**WHAT IS BEING ASKED**
Say how many lines in the records include the string "this", adding no other words.

··· TASK INPUTS ···

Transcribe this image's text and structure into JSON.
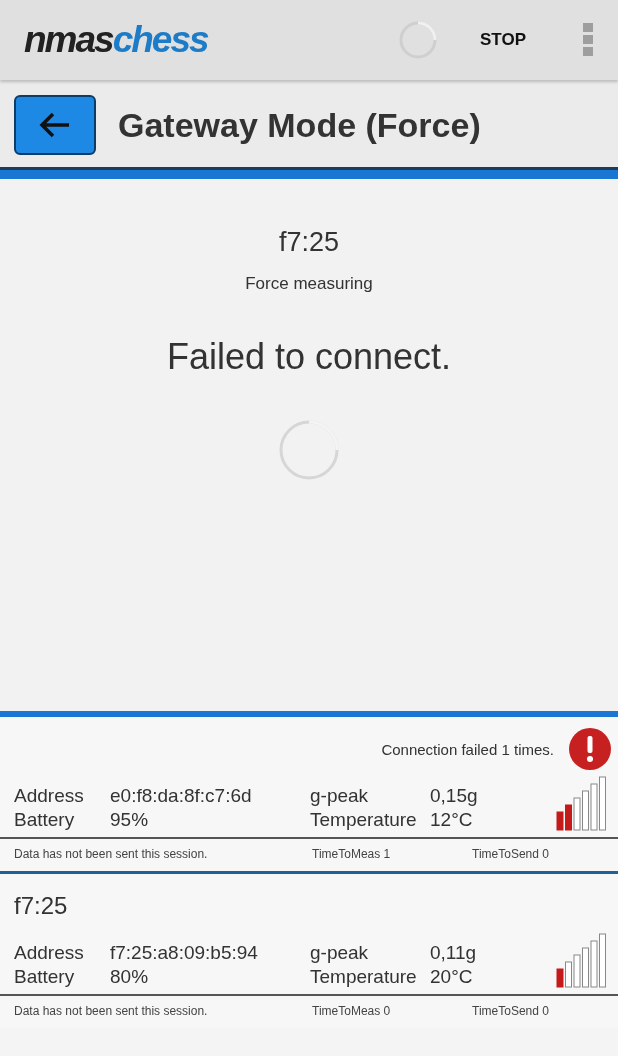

···
··· TASK INPUTS ···

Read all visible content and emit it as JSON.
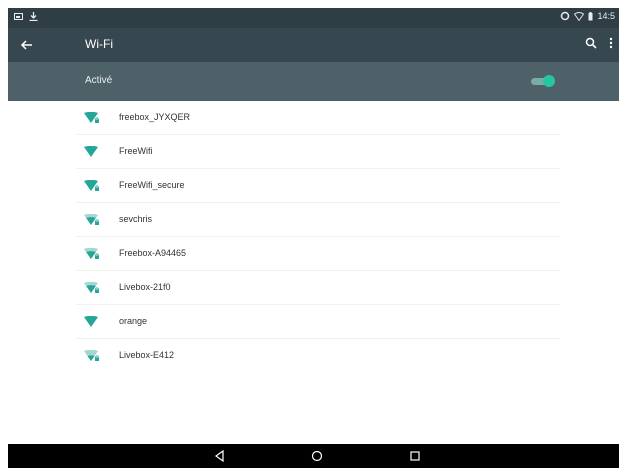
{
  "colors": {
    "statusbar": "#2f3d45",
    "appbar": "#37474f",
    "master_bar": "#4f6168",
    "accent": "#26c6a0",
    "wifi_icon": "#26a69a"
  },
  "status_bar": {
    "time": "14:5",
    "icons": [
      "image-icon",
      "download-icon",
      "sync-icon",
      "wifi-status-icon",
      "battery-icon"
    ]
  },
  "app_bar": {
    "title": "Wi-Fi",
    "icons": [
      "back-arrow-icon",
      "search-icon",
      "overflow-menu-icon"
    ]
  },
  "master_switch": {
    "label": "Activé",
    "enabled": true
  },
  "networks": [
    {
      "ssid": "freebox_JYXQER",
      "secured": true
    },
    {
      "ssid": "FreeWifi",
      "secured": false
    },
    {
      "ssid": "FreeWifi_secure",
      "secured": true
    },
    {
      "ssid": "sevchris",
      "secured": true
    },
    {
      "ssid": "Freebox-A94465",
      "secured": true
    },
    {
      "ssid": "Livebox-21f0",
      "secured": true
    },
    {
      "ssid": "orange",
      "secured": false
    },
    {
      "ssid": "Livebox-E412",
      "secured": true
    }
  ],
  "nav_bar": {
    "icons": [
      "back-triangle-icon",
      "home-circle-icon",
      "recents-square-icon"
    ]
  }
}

···
··· TASK INPUTS ···

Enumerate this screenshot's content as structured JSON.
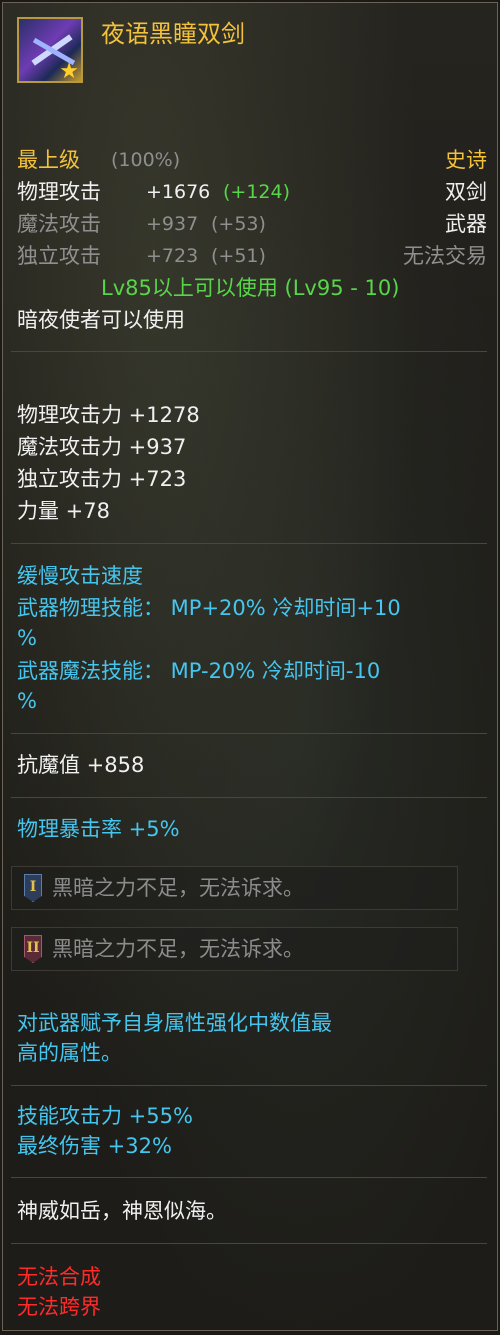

···

**RESPONSE**
2